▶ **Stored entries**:
------------------------------
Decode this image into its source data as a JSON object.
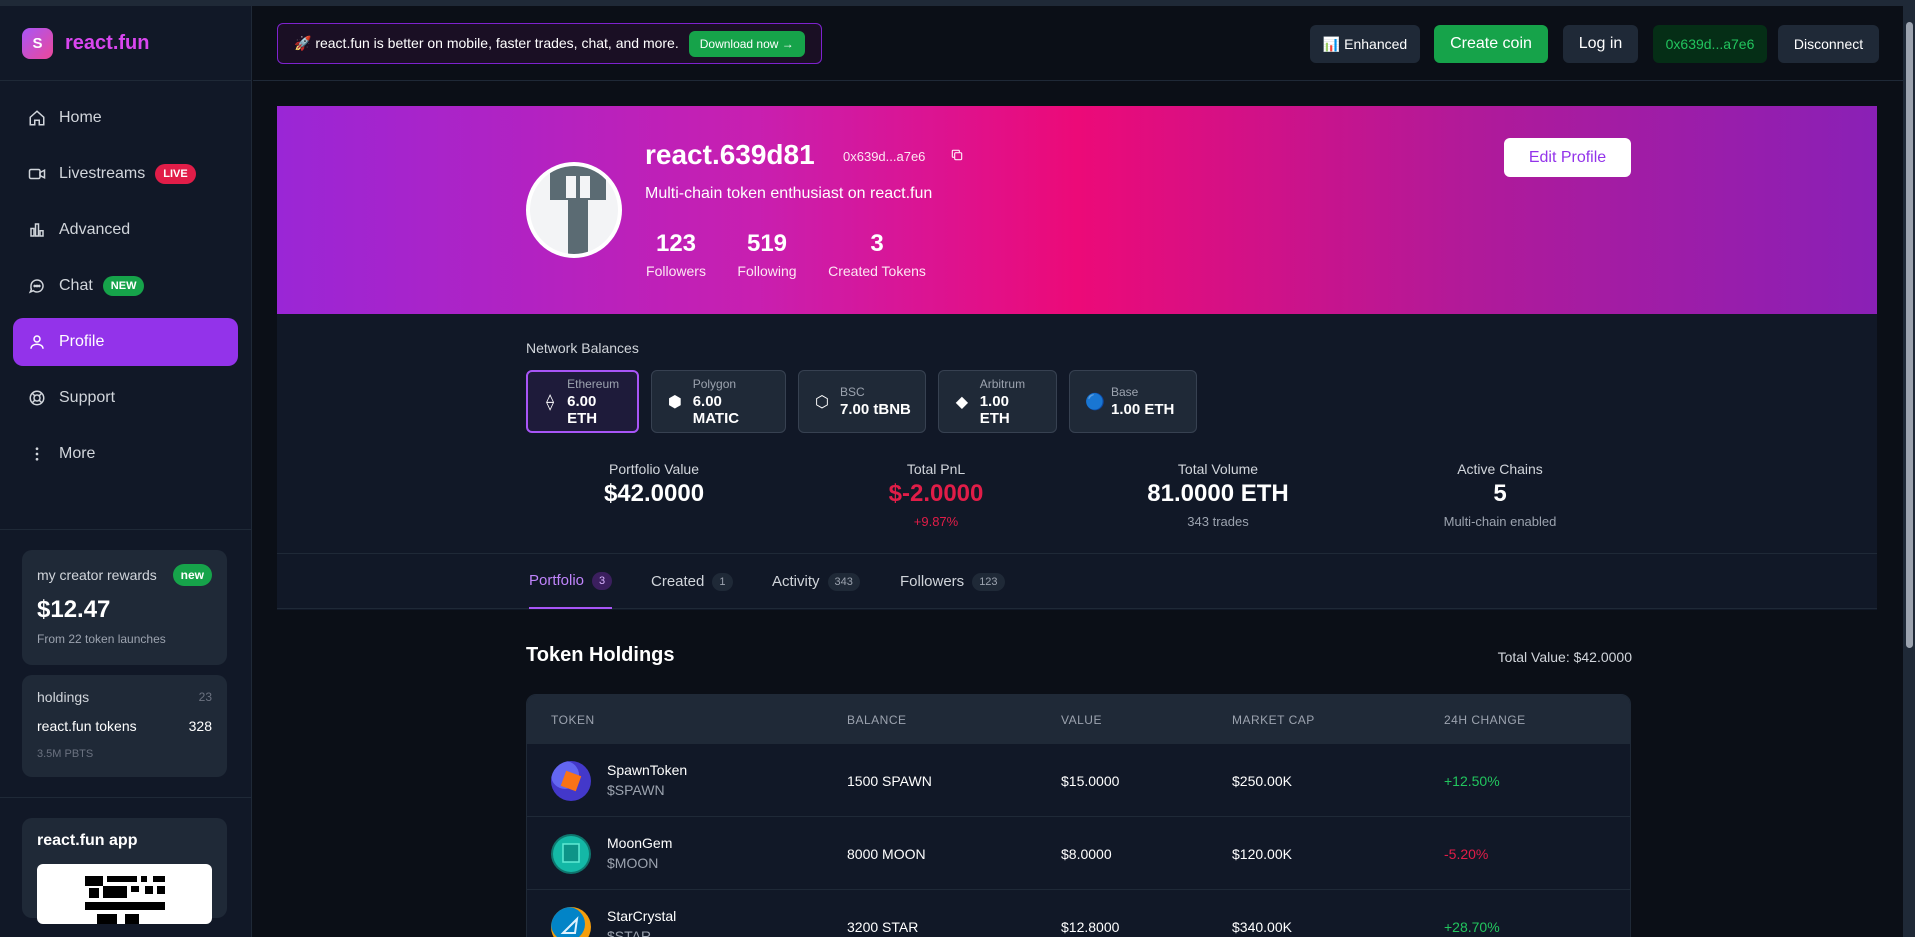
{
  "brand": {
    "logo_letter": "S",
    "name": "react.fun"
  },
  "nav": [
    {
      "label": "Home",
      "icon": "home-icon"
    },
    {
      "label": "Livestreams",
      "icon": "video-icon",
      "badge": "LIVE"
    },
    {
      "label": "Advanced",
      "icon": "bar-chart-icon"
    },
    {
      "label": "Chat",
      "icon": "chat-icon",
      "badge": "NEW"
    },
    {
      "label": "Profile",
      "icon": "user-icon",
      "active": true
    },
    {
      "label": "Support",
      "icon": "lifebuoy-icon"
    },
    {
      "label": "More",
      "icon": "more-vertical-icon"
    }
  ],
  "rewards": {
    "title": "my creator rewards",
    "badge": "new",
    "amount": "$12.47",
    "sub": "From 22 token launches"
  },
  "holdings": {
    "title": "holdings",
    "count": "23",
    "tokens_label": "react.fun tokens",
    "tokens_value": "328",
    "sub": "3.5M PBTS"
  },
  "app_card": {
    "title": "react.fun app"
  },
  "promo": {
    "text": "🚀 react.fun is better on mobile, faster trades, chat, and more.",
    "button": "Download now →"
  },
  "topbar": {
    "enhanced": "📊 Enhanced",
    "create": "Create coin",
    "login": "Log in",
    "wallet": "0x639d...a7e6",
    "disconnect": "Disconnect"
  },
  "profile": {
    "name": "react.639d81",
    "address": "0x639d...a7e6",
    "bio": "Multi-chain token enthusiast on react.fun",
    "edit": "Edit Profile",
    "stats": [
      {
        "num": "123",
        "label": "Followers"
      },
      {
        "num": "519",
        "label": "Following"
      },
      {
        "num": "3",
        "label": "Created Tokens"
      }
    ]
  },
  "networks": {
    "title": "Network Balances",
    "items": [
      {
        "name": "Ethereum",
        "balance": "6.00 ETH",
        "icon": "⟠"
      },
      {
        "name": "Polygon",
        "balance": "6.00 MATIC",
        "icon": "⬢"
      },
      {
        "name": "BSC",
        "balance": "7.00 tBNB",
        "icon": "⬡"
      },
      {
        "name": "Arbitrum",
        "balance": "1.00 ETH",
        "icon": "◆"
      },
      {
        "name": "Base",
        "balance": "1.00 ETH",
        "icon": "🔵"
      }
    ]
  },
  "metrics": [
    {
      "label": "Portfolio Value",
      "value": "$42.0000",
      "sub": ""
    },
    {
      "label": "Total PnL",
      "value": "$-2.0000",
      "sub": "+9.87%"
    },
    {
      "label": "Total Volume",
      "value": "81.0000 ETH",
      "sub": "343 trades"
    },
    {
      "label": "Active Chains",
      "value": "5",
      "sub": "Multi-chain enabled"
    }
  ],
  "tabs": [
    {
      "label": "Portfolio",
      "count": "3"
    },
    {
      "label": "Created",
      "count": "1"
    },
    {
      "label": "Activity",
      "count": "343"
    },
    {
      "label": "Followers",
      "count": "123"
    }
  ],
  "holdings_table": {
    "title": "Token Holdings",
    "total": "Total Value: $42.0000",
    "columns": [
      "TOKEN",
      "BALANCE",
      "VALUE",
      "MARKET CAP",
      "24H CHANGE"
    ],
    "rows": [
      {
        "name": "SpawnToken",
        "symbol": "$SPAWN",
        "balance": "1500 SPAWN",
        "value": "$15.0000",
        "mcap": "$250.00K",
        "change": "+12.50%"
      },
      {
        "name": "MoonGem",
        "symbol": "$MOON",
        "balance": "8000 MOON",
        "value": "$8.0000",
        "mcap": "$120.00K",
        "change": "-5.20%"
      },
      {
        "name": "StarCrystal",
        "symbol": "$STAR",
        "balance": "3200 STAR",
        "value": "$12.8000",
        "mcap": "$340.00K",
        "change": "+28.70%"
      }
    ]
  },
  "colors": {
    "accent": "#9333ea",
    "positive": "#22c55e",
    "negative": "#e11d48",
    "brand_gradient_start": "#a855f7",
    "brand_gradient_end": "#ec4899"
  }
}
------------------------------
▶ **EXERCISE**: Look for the word "mcap" in every line of the listing and copy the lines that have it.

▶ **WRITTEN RESPONSE**:
        "mcap": "$250.00K",
        "mcap": "$120.00K",
        "mcap": "$340.00K",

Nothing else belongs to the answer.